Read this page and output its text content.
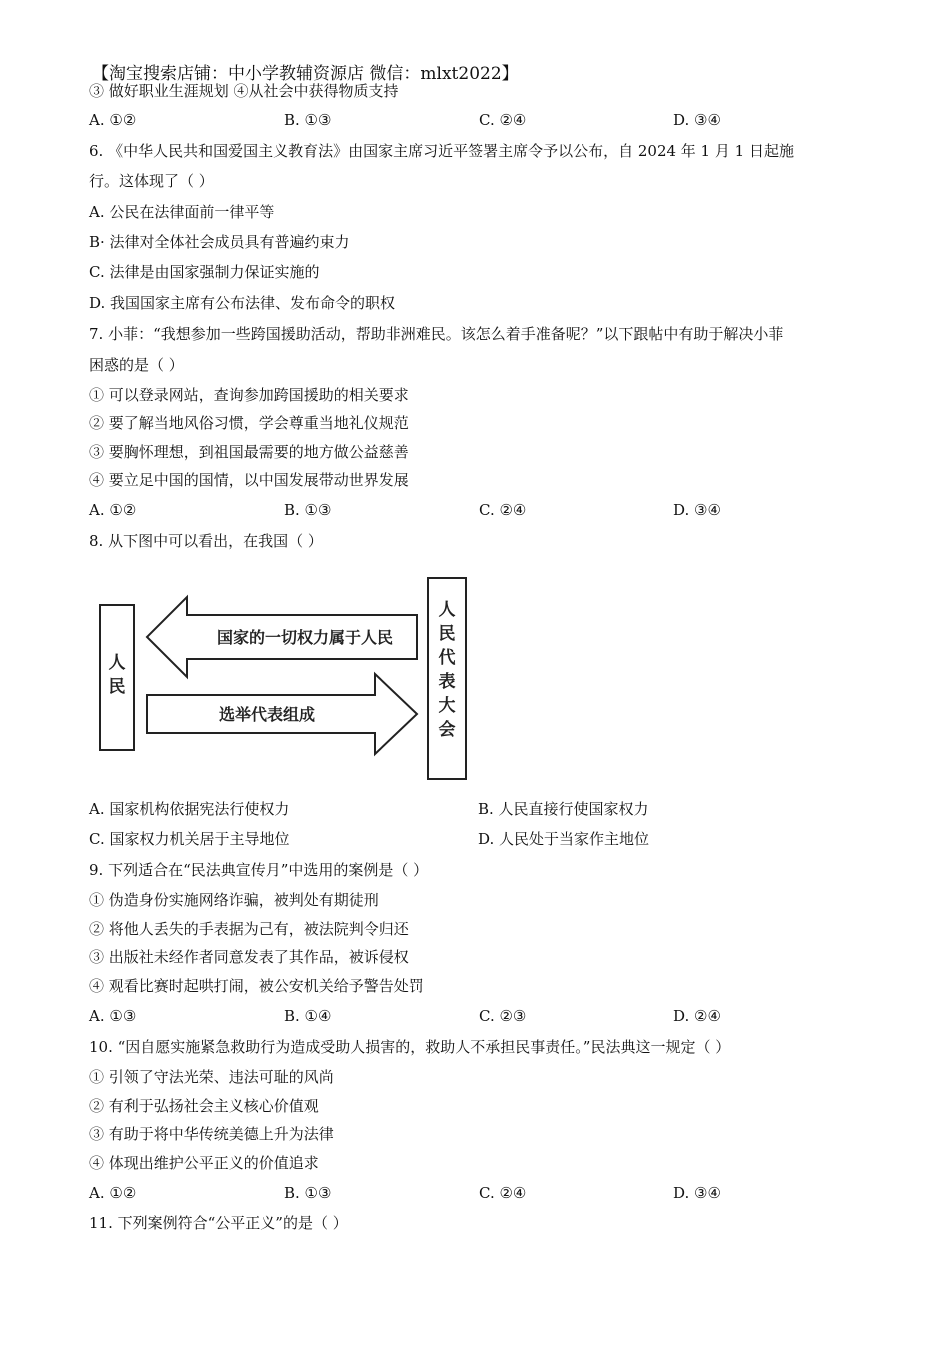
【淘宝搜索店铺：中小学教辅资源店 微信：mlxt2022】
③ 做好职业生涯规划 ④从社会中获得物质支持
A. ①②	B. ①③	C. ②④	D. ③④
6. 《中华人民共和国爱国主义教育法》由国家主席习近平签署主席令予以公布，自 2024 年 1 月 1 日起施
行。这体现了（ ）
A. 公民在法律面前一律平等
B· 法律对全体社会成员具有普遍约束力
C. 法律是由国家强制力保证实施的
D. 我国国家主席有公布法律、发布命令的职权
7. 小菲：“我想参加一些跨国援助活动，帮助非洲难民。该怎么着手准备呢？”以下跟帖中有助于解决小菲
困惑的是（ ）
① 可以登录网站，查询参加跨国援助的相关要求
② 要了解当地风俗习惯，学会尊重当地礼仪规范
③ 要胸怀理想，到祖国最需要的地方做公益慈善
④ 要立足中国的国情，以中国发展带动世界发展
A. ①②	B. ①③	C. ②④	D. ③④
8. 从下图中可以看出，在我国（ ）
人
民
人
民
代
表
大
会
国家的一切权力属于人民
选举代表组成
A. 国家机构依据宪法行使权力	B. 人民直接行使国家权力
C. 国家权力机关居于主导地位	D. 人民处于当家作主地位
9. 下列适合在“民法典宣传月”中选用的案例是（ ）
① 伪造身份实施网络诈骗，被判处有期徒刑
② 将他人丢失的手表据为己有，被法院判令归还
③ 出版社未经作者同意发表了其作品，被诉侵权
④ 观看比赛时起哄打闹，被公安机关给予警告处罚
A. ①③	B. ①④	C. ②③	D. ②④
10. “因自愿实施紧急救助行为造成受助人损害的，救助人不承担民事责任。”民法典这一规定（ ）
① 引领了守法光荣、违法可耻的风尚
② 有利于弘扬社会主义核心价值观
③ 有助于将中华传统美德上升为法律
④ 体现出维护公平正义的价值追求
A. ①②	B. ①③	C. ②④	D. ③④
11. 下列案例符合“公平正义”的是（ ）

...

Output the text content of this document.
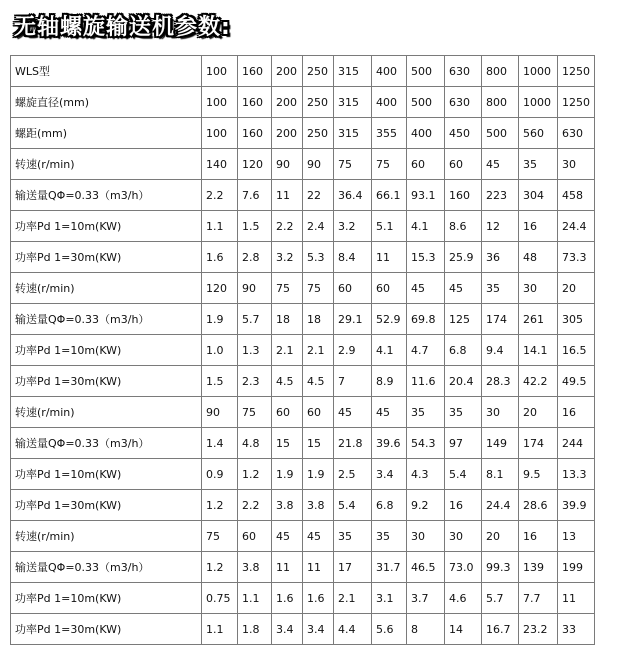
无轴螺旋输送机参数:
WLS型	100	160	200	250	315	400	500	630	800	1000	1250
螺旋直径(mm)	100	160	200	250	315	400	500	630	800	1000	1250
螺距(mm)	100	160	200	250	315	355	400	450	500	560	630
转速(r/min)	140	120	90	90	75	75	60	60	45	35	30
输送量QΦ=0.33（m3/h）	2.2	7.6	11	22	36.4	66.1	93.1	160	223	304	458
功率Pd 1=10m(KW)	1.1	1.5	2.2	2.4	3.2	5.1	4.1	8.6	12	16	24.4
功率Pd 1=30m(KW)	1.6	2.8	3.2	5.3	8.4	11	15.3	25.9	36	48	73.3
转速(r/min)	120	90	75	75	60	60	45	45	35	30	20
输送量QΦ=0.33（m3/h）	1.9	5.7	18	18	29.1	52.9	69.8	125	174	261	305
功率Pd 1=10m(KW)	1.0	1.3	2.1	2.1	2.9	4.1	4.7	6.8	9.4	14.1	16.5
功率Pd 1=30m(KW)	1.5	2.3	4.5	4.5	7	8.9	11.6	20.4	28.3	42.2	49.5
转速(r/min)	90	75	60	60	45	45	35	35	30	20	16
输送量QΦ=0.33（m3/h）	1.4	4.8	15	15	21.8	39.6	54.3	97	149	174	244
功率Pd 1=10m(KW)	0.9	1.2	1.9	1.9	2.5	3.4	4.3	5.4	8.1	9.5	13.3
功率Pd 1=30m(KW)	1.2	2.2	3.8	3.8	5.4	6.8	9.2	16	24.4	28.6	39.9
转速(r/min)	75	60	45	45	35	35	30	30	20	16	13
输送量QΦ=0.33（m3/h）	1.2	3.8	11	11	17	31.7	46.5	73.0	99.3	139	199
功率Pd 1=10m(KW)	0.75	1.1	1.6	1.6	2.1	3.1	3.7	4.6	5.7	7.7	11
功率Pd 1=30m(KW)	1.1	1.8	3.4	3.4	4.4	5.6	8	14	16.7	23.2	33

◆ Do this: Copy out every line that includes the word "输送量QΦ".

◆ Answer to the exercise:
输送量QΦ=0.33（m3/h）	2.2	7.6	11	22	36.4	66.1	93.1	160	223	304	458
输送量QΦ=0.33（m3/h）	1.9	5.7	18	18	29.1	52.9	69.8	125	174	261	305
输送量QΦ=0.33（m3/h）	1.4	4.8	15	15	21.8	39.6	54.3	97	149	174	244
输送量QΦ=0.33（m3/h）	1.2	3.8	11	11	17	31.7	46.5	73.0	99.3	139	199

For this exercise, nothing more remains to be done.